◆ **TASK STATEMENT**
Repeat precisely, and only, the lines between the line containing "Enumerate this screenshot's" and the end of the listing below, both ends included.

◆ **PROVIDED ENTRIES**
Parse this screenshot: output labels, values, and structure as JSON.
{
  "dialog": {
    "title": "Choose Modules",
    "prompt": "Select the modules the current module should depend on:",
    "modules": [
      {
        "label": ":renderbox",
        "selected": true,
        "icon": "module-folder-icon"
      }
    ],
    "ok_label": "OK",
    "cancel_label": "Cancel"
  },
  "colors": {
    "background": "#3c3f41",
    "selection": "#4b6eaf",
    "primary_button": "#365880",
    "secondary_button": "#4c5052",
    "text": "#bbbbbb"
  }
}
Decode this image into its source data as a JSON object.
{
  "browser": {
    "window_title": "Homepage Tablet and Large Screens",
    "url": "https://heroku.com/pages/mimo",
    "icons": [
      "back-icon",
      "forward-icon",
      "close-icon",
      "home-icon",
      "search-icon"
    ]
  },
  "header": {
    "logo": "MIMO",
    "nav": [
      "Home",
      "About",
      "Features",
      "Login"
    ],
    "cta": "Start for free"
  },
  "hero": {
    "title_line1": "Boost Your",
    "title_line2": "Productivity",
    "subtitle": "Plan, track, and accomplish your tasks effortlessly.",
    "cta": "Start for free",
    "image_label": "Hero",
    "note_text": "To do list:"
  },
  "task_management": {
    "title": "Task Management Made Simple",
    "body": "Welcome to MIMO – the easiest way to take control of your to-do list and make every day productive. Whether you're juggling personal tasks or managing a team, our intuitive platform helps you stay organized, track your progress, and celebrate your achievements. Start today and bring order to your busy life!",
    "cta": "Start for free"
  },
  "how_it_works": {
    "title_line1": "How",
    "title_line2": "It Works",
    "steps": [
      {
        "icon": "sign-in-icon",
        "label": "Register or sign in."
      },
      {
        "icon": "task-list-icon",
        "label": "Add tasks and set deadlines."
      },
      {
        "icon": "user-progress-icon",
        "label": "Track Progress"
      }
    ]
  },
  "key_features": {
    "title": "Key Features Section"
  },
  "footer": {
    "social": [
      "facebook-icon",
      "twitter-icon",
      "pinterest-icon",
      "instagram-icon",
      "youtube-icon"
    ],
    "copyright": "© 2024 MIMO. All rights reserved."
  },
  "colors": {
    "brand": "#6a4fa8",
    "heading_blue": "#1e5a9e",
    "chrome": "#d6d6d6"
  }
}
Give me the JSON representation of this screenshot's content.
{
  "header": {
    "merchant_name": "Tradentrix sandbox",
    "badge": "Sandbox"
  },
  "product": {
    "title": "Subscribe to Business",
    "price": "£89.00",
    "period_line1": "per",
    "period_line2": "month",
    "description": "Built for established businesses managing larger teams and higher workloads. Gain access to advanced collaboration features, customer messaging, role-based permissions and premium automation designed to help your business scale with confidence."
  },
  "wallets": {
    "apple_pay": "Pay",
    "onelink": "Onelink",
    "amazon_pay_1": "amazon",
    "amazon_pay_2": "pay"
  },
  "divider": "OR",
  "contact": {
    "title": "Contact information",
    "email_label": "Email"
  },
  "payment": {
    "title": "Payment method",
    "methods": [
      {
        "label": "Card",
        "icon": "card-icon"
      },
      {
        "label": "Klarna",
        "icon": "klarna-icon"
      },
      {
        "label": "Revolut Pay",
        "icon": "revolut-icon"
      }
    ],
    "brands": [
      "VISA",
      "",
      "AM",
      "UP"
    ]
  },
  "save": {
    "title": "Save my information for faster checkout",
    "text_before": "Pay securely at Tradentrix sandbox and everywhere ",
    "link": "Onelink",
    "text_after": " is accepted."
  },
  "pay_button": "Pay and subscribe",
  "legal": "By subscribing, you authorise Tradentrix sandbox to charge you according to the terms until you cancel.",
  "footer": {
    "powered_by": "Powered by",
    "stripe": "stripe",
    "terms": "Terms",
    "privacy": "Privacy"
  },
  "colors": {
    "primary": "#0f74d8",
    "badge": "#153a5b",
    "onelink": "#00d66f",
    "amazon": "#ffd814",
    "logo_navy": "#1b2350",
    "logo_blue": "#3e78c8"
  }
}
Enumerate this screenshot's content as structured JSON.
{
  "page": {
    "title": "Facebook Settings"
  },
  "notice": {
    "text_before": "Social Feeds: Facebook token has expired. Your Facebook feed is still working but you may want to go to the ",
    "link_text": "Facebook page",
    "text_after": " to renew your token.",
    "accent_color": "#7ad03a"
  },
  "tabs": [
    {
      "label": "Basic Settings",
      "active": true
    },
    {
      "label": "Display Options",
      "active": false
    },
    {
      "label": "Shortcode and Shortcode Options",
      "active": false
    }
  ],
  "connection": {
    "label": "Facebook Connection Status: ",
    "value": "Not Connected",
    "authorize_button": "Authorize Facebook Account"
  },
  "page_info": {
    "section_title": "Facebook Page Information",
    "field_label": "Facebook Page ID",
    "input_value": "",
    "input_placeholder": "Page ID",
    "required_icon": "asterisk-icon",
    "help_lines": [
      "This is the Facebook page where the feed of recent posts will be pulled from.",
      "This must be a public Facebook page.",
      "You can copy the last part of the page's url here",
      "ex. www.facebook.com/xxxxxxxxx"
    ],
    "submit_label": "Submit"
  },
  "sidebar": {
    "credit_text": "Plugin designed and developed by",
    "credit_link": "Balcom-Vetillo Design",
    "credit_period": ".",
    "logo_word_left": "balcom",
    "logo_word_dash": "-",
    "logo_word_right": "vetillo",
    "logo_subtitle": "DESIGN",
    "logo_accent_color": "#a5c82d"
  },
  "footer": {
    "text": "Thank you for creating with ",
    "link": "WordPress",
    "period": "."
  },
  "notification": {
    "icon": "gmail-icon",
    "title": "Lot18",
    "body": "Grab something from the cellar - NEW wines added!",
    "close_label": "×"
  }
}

◆ **RESPONSE**
Enumerate this screenshot's content as structured JSON.
{
  "page": {
    "title": "Facebook Settings"
  },
  "notice": {
    "text_before": "Social Feeds: Facebook token has expired. Your Facebook feed is still working but you may want to go to the ",
    "link_text": "Facebook page",
    "text_after": " to renew your token.",
    "accent_color": "#7ad03a"
  },
  "tabs": [
    {
      "label": "Basic Settings",
      "active": true
    },
    {
      "label": "Display Options",
      "active": false
    },
    {
      "label": "Shortcode and Shortcode Options",
      "active": false
    }
  ],
  "connection": {
    "label": "Facebook Connection Status: ",
    "value": "Not Connected",
    "authorize_button": "Authorize Facebook Account"
  },
  "page_info": {
    "section_title": "Facebook Page Information",
    "field_label": "Facebook Page ID",
    "input_value": "",
    "input_placeholder": "Page ID",
    "required_icon": "asterisk-icon",
    "help_lines": [
      "This is the Facebook page where the feed of recent posts will be pulled from.",
      "This must be a public Facebook page.",
      "You can copy the last part of the page's url here",
      "ex. www.facebook.com/xxxxxxxxx"
    ],
    "submit_label": "Submit"
  },
  "sidebar": {
    "credit_text": "Plugin designed and developed by",
    "credit_link": "Balcom-Vetillo Design",
    "credit_period": ".",
    "logo_word_left": "balcom",
    "logo_word_dash": "-",
    "logo_word_right": "vetillo",
    "logo_subtitle": "DESIGN",
    "logo_accent_color": "#a5c82d"
  },
  "footer": {
    "text": "Thank you for creating with ",
    "link": "WordPress",
    "period": "."
  },
  "notification": {
    "icon": "gmail-icon",
    "title": "Lot18",
    "body": "Grab something from the cellar - NEW wines added!",
    "close_label": "×"
  }
}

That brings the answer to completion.